* [Challenge] In how many lines does the string "vBMD" appear? Answer with the number only.

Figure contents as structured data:
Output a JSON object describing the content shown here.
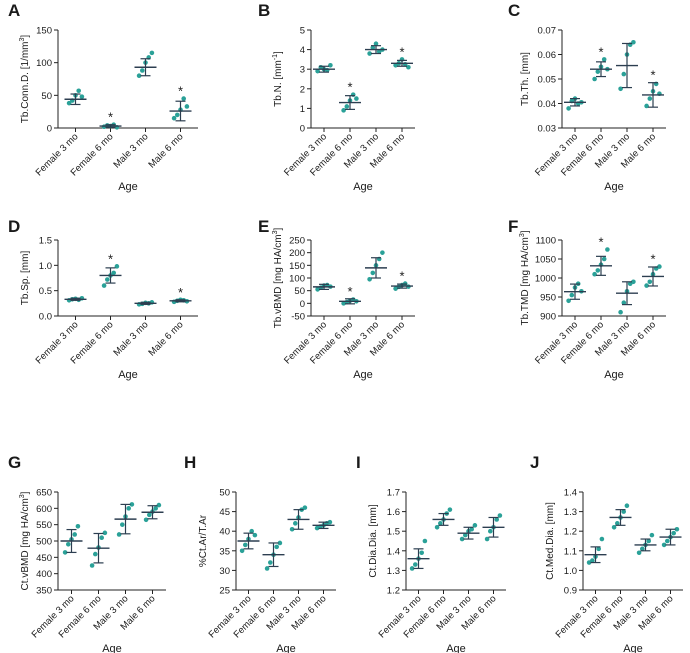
{
  "colors": {
    "point": "#2aa198",
    "bar": "#2c3e50",
    "axis": "#222222"
  },
  "chart_data": [
    {
      "type": "scatter",
      "panel": "A",
      "ylabel": "Tb.Conn.D. [1/mm",
      "ylabel_sup": "3",
      "ylabel_end": "]",
      "xlabel": "Age",
      "categories": [
        "Female 3 mo",
        "Female 6 mo",
        "Male 3 mo",
        "Male 6 mo"
      ],
      "yticks": [
        "0",
        "50",
        "100",
        "150"
      ],
      "yticks_val": [
        0,
        50,
        100,
        150
      ],
      "ylim": [
        0,
        150
      ],
      "means": [
        44,
        3,
        93,
        26
      ],
      "sd": [
        8,
        2,
        13,
        15
      ],
      "points": [
        [
          38,
          42,
          50,
          57,
          48
        ],
        [
          2,
          4,
          3,
          5,
          1
        ],
        [
          80,
          88,
          100,
          108,
          115
        ],
        [
          15,
          20,
          28,
          45,
          33
        ]
      ],
      "significance": [
        "",
        "*",
        "",
        "*"
      ]
    },
    {
      "type": "scatter",
      "panel": "B",
      "ylabel": "Tb.N. [mm",
      "ylabel_sup": "-1",
      "ylabel_end": "]",
      "xlabel": "Age",
      "categories": [
        "Female 3 mo",
        "Female 6 mo",
        "Male 3 mo",
        "Male 6 mo"
      ],
      "yticks": [
        "0",
        "1",
        "2",
        "3",
        "4",
        "5"
      ],
      "yticks_val": [
        0,
        1,
        2,
        3,
        4,
        5
      ],
      "ylim": [
        0,
        5
      ],
      "means": [
        3.0,
        1.3,
        4.0,
        3.3
      ],
      "sd": [
        0.15,
        0.35,
        0.2,
        0.15
      ],
      "points": [
        [
          2.9,
          3.1,
          3.0,
          2.95,
          3.2
        ],
        [
          0.9,
          1.1,
          1.4,
          1.7,
          1.5
        ],
        [
          3.8,
          4.1,
          4.3,
          3.9,
          4.0
        ],
        [
          3.2,
          3.3,
          3.5,
          3.25,
          3.1
        ]
      ],
      "significance": [
        "",
        "*",
        "",
        "*"
      ]
    },
    {
      "type": "scatter",
      "panel": "C",
      "ylabel": "Tb.Th. [mm]",
      "ylabel_sup": "",
      "ylabel_end": "",
      "xlabel": "Age",
      "categories": [
        "Female 3 mo",
        "Female 6 mo",
        "Male 3 mo",
        "Male 6 mo"
      ],
      "yticks": [
        "0.03",
        "0.04",
        "0.05",
        "0.06",
        "0.07"
      ],
      "yticks_val": [
        0.03,
        0.04,
        0.05,
        0.06,
        0.07
      ],
      "ylim": [
        0.03,
        0.07
      ],
      "means": [
        0.0405,
        0.054,
        0.0555,
        0.0435
      ],
      "sd": [
        0.0015,
        0.003,
        0.009,
        0.005
      ],
      "points": [
        [
          0.038,
          0.041,
          0.042,
          0.04,
          0.0405
        ],
        [
          0.05,
          0.053,
          0.055,
          0.058,
          0.054
        ],
        [
          0.046,
          0.052,
          0.06,
          0.064,
          0.065
        ],
        [
          0.039,
          0.042,
          0.045,
          0.048,
          0.044
        ]
      ],
      "significance": [
        "",
        "*",
        "",
        "*"
      ]
    },
    {
      "type": "scatter",
      "panel": "D",
      "ylabel": "Tb.Sp. [mm]",
      "ylabel_sup": "",
      "ylabel_end": "",
      "xlabel": "Age",
      "categories": [
        "Female 3 mo",
        "Female 6 mo",
        "Male 3 mo",
        "Male 6 mo"
      ],
      "yticks": [
        "0.0",
        "0.5",
        "1.0",
        "1.5"
      ],
      "yticks_val": [
        0.0,
        0.5,
        1.0,
        1.5
      ],
      "ylim": [
        0,
        1.5
      ],
      "means": [
        0.33,
        0.8,
        0.25,
        0.3
      ],
      "sd": [
        0.02,
        0.15,
        0.02,
        0.02
      ],
      "points": [
        [
          0.31,
          0.33,
          0.34,
          0.32,
          0.35
        ],
        [
          0.6,
          0.72,
          0.8,
          0.85,
          0.98
        ],
        [
          0.23,
          0.24,
          0.26,
          0.25,
          0.27
        ],
        [
          0.28,
          0.3,
          0.32,
          0.31,
          0.29
        ]
      ],
      "significance": [
        "",
        "*",
        "",
        "*"
      ]
    },
    {
      "type": "scatter",
      "panel": "E",
      "ylabel": "Tb.vBMD [mg HA/cm",
      "ylabel_sup": "3",
      "ylabel_end": "]",
      "xlabel": "Age",
      "categories": [
        "Female 3 mo",
        "Female 6 mo",
        "Male 3 mo",
        "Male 6 mo"
      ],
      "yticks": [
        "-50",
        "0",
        "50",
        "100",
        "150",
        "200",
        "250"
      ],
      "yticks_val": [
        -50,
        0,
        50,
        100,
        150,
        200,
        250
      ],
      "ylim": [
        -50,
        250
      ],
      "means": [
        65,
        8,
        140,
        68
      ],
      "sd": [
        10,
        10,
        40,
        8
      ],
      "points": [
        [
          55,
          62,
          70,
          72,
          66
        ],
        [
          0,
          5,
          10,
          15,
          8
        ],
        [
          95,
          120,
          150,
          175,
          200
        ],
        [
          58,
          65,
          72,
          78,
          66
        ]
      ],
      "significance": [
        "",
        "*",
        "",
        "*"
      ]
    },
    {
      "type": "scatter",
      "panel": "F",
      "ylabel": "Tb.TMD [mg HA/cm",
      "ylabel_sup": "3",
      "ylabel_end": "]",
      "xlabel": "Age",
      "categories": [
        "Female 3 mo",
        "Female 6 mo",
        "Male 3 mo",
        "Male 6 mo"
      ],
      "yticks": [
        "900",
        "950",
        "1000",
        "1050",
        "1100"
      ],
      "yticks_val": [
        900,
        950,
        1000,
        1050,
        1100
      ],
      "ylim": [
        900,
        1100
      ],
      "means": [
        964,
        1032,
        960,
        1004
      ],
      "sd": [
        20,
        25,
        30,
        25
      ],
      "points": [
        [
          940,
          955,
          975,
          985,
          965
        ],
        [
          1010,
          1020,
          1035,
          1050,
          1075
        ],
        [
          910,
          935,
          965,
          985,
          990
        ],
        [
          980,
          990,
          1010,
          1025,
          1030
        ]
      ],
      "significance": [
        "",
        "*",
        "",
        "*"
      ]
    },
    {
      "type": "scatter",
      "panel": "G",
      "ylabel": "Ct.vBMD [mg HA/cm",
      "ylabel_sup": "3",
      "ylabel_end": "]",
      "xlabel": "Age",
      "categories": [
        "Female 3 mo",
        "Female 6 mo",
        "Male 3 mo",
        "Male 6 mo"
      ],
      "yticks": [
        "350",
        "400",
        "450",
        "500",
        "550",
        "600",
        "650"
      ],
      "yticks_val": [
        350,
        400,
        450,
        500,
        550,
        600,
        650
      ],
      "ylim": [
        350,
        650
      ],
      "means": [
        500,
        478,
        567,
        588
      ],
      "sd": [
        35,
        45,
        45,
        20
      ],
      "points": [
        [
          465,
          490,
          505,
          520,
          545
        ],
        [
          425,
          460,
          480,
          510,
          525
        ],
        [
          520,
          550,
          575,
          600,
          612
        ],
        [
          565,
          580,
          590,
          600,
          610
        ]
      ],
      "significance": [
        "",
        "",
        "",
        ""
      ]
    },
    {
      "type": "scatter",
      "panel": "H",
      "ylabel": "%Ct.Ar/T.Ar",
      "ylabel_sup": "",
      "ylabel_end": "",
      "xlabel": "Age",
      "categories": [
        "Female 3 mo",
        "Female 6 mo",
        "Male 3 mo",
        "Male 6 mo"
      ],
      "yticks": [
        "25",
        "30",
        "35",
        "40",
        "45",
        "50"
      ],
      "yticks_val": [
        25,
        30,
        35,
        40,
        45,
        50
      ],
      "ylim": [
        25,
        50
      ],
      "means": [
        37.5,
        34,
        43,
        41.5
      ],
      "sd": [
        2,
        3,
        2.5,
        0.8
      ],
      "points": [
        [
          35,
          36.5,
          38,
          40,
          39
        ],
        [
          30.5,
          32,
          34,
          36,
          37
        ],
        [
          40.5,
          42,
          43.5,
          45.5,
          46
        ],
        [
          40.8,
          41.2,
          41.5,
          42,
          42.3
        ]
      ],
      "significance": [
        "",
        "",
        "",
        ""
      ]
    },
    {
      "type": "scatter",
      "panel": "I",
      "ylabel": "Ct.Dia.Dia. [mm]",
      "ylabel_sup": "",
      "ylabel_end": "",
      "xlabel": "Age",
      "categories": [
        "Female 3 mo",
        "Female 6 mo",
        "Male 3 mo",
        "Male 6 mo"
      ],
      "yticks": [
        "1.2",
        "1.3",
        "1.4",
        "1.5",
        "1.6",
        "1.7"
      ],
      "yticks_val": [
        1.2,
        1.3,
        1.4,
        1.5,
        1.6,
        1.7
      ],
      "ylim": [
        1.2,
        1.7
      ],
      "means": [
        1.36,
        1.56,
        1.49,
        1.52
      ],
      "sd": [
        0.05,
        0.03,
        0.03,
        0.05
      ],
      "points": [
        [
          1.31,
          1.33,
          1.36,
          1.39,
          1.45
        ],
        [
          1.52,
          1.54,
          1.56,
          1.59,
          1.61
        ],
        [
          1.46,
          1.48,
          1.5,
          1.51,
          1.53
        ],
        [
          1.46,
          1.5,
          1.52,
          1.56,
          1.58
        ]
      ],
      "significance": [
        "",
        "",
        "",
        ""
      ]
    },
    {
      "type": "scatter",
      "panel": "J",
      "ylabel": "Ct.Med.Dia. [mm]",
      "ylabel_sup": "",
      "ylabel_end": "",
      "xlabel": "Age",
      "categories": [
        "Female 3 mo",
        "Female 6 mo",
        "Male 3 mo",
        "Male 6 mo"
      ],
      "yticks": [
        "0.9",
        "1.0",
        "1.1",
        "1.2",
        "1.3",
        "1.4"
      ],
      "yticks_val": [
        0.9,
        1.0,
        1.1,
        1.2,
        1.3,
        1.4
      ],
      "ylim": [
        0.9,
        1.4
      ],
      "means": [
        1.08,
        1.27,
        1.13,
        1.17
      ],
      "sd": [
        0.04,
        0.04,
        0.03,
        0.04
      ],
      "points": [
        [
          1.04,
          1.05,
          1.07,
          1.11,
          1.16
        ],
        [
          1.22,
          1.24,
          1.27,
          1.3,
          1.33
        ],
        [
          1.09,
          1.11,
          1.13,
          1.15,
          1.18
        ],
        [
          1.13,
          1.15,
          1.17,
          1.19,
          1.21
        ]
      ],
      "significance": [
        "",
        "",
        "",
        ""
      ]
    }
  ]
}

* [Exercise response] 2